DIRECTIONS: Which lines hold the word "خطبة"? Copy each of them.

EXTRACTED RECORDS:
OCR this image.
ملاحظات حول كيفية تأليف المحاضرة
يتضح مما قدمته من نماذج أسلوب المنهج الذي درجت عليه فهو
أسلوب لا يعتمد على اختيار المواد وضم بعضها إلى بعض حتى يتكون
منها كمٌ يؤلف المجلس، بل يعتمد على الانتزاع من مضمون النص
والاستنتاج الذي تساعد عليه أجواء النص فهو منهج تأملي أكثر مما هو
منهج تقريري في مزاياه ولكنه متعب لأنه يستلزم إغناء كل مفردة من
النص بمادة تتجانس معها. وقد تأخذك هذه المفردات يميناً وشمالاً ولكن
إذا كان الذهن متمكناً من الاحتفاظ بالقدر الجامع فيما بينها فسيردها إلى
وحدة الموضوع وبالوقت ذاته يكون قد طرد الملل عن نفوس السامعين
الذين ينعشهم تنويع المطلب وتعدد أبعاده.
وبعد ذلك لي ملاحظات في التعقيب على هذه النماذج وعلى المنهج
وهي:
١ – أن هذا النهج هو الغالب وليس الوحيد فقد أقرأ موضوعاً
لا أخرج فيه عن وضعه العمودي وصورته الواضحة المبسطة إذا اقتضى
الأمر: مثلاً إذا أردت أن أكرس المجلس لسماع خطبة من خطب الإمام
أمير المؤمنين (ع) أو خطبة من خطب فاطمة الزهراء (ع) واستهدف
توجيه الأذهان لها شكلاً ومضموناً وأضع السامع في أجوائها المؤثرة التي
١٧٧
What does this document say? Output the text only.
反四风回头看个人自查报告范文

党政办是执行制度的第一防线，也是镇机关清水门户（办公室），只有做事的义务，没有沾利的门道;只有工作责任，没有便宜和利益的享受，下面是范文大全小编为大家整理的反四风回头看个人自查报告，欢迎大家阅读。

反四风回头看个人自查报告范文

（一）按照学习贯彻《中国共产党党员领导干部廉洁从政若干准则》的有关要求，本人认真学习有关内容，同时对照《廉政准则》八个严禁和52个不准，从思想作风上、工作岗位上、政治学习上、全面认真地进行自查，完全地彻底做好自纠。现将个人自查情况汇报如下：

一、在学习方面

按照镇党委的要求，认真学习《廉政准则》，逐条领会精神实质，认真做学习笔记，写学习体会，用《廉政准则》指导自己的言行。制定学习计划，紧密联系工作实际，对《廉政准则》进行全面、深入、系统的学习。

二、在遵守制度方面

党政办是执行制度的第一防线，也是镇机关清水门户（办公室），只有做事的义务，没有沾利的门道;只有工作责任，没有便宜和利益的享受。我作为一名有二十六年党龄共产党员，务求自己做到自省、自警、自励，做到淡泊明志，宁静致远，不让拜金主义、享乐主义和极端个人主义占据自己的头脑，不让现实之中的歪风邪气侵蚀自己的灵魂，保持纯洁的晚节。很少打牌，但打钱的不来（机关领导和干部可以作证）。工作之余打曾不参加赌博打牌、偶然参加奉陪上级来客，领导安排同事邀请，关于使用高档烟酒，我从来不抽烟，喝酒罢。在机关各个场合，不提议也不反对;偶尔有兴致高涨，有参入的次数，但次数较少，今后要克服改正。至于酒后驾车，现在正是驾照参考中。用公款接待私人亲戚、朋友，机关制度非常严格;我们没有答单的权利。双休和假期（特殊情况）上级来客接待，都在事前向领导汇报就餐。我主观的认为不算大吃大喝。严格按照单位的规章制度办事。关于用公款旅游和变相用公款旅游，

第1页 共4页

RESPONSE TO THE TASK:
الأمر: مثلاً إذا أردت أن أكرس المجلس لسماع خطبة من خطب الإمام
أمير المؤمنين (ع) أو خطبة من خطب فاطمة الزهراء (ع) واستهدف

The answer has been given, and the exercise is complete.